> **TASK DESCRIPTION**
Select from the data all lines with the word "color".

— START THE INPUT —

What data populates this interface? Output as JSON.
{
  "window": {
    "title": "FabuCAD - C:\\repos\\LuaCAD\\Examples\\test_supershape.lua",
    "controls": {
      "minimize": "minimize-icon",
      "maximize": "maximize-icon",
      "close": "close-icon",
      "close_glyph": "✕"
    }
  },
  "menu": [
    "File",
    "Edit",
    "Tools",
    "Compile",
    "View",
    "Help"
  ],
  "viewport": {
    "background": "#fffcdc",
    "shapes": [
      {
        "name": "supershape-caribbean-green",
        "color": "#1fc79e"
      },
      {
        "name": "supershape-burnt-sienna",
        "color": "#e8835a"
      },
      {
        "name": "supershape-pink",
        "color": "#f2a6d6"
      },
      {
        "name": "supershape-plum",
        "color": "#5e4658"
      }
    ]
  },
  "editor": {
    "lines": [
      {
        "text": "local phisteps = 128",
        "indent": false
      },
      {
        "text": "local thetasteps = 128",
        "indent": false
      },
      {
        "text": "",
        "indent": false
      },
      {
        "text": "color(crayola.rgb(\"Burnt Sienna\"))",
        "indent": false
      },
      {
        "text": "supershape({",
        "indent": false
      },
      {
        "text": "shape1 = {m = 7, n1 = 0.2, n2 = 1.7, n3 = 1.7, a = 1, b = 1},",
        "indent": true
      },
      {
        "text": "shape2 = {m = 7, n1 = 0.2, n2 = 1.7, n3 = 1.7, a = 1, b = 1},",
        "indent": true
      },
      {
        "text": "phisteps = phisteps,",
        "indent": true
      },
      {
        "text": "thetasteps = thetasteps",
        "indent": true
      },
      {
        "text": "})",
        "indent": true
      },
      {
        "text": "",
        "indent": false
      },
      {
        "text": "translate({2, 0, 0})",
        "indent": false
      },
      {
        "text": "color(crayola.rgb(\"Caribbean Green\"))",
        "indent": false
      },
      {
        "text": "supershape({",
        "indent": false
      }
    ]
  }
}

— END THE INPUT —

> **SOLUTION**
        "color": "#1fc79e"
        "color": "#e8835a"
        "color": "#f2a6d6"
        "color": "#5e4658"
        "text": "color(crayola.rgb(\"Burnt Sienna\"))",
        "text": "color(crayola.rgb(\"Caribbean Green\"))",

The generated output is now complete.